What to produce => Return every line below in which "Year" appears.

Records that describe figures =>
★ ★ ★

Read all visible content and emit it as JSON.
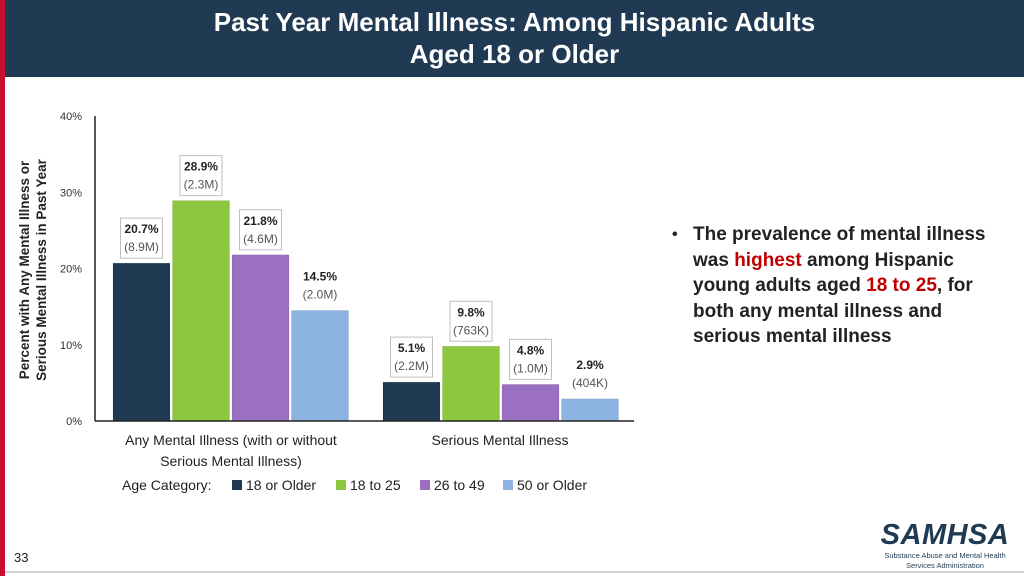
{
  "slide": {
    "title_line1": "Past Year Mental Illness: Among Hispanic Adults",
    "title_line2": "Aged 18 or Older",
    "page_number": "33",
    "logo_name": "SAMHSA",
    "logo_subtitle_1": "Substance Abuse and Mental Health",
    "logo_subtitle_2": "Services Administration"
  },
  "bullet": {
    "seg1": "The prevalence of mental illness was ",
    "seg2": "highest",
    "seg3": " among Hispanic young adults aged ",
    "seg4": "18 to 25",
    "seg5": ", for both any mental illness and serious mental illness"
  },
  "colors": {
    "title_bg": "#1f3a52",
    "accent_red": "#c8102e",
    "highlight": "#c00000"
  },
  "chart_data": {
    "type": "bar",
    "ylabel_line1": "Percent with Any Mental Illness or",
    "ylabel_line2": "Serious Mental Illness in Past Year",
    "ylim": [
      0,
      40
    ],
    "yticks": [
      "0%",
      "10%",
      "20%",
      "30%",
      "40%"
    ],
    "categories": [
      {
        "label_line1": "Any Mental Illness (with or without",
        "label_line2": "Serious Mental Illness)"
      },
      {
        "label_line1": "Serious Mental Illness",
        "label_line2": ""
      }
    ],
    "series": [
      {
        "name": "18 or Older",
        "color": "#1f3a52",
        "values": [
          20.7,
          5.1
        ],
        "labels": [
          "20.7%",
          "5.1%"
        ],
        "subs": [
          "(8.9M)",
          "(2.2M)"
        ]
      },
      {
        "name": "18 to 25",
        "color": "#8dc63f",
        "values": [
          28.9,
          9.8
        ],
        "labels": [
          "28.9%",
          "9.8%"
        ],
        "subs": [
          "(2.3M)",
          "(763K)"
        ]
      },
      {
        "name": "26 to 49",
        "color": "#9b6fc1",
        "values": [
          21.8,
          4.8
        ],
        "labels": [
          "21.8%",
          "4.8%"
        ],
        "subs": [
          "(4.6M)",
          "(1.0M)"
        ]
      },
      {
        "name": "50 or Older",
        "color": "#8db3e2",
        "values": [
          14.5,
          2.9
        ],
        "labels": [
          "14.5%",
          "2.9%"
        ],
        "subs": [
          "(2.0M)",
          "(404K)"
        ]
      }
    ],
    "boxed_series": [
      0,
      1,
      2
    ],
    "legend_title": "Age Category:",
    "legend_position": "bottom"
  }
}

★ ★ ★

Full solution =>
    "title_line1": "Past Year Mental Illness: Among Hispanic Adults",
    "ylabel_line2": "Serious Mental Illness in Past Year",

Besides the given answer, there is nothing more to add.